The problem:
Only a number is wanted: how many lines in the records below contain "Choose"?

The input:
........
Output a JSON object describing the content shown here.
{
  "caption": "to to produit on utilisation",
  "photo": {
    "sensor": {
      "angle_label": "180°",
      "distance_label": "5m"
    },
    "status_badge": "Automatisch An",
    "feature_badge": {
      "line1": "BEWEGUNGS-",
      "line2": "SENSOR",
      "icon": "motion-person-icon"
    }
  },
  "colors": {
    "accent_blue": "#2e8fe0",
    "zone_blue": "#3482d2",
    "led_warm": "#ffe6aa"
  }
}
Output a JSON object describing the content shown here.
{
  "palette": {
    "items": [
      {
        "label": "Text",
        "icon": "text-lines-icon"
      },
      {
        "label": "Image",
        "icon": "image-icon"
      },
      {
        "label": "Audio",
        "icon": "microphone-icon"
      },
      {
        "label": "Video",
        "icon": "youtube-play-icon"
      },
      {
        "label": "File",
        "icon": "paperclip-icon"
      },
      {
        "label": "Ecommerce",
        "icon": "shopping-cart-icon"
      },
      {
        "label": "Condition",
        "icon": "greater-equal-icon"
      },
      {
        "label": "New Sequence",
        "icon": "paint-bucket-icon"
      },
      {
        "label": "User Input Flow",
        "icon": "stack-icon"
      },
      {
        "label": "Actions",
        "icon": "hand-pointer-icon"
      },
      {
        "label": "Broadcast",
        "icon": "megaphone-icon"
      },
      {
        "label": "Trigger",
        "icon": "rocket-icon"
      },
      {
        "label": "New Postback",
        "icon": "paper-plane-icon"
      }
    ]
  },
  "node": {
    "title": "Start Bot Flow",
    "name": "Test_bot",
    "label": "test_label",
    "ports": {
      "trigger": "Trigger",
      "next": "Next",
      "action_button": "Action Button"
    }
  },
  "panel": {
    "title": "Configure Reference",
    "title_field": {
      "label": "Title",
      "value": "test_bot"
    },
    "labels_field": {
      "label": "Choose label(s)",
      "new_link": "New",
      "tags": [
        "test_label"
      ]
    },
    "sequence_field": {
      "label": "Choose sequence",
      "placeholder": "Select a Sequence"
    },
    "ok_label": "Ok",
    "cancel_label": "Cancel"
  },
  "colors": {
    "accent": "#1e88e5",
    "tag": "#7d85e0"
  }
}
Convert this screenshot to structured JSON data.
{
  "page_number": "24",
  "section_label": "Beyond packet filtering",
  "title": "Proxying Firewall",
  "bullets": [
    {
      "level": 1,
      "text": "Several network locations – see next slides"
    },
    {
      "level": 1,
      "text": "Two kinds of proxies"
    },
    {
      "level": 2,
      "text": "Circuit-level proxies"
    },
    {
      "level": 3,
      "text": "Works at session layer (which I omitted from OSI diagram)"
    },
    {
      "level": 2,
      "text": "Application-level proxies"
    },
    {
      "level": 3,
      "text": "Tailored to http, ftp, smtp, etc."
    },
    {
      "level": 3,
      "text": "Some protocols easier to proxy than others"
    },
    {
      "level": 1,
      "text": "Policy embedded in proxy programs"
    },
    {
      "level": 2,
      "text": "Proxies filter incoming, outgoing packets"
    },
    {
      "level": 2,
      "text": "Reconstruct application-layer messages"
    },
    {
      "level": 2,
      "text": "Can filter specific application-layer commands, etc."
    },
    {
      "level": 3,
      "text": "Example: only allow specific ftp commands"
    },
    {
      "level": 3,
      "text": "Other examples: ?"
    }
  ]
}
........
Finished exercise:
2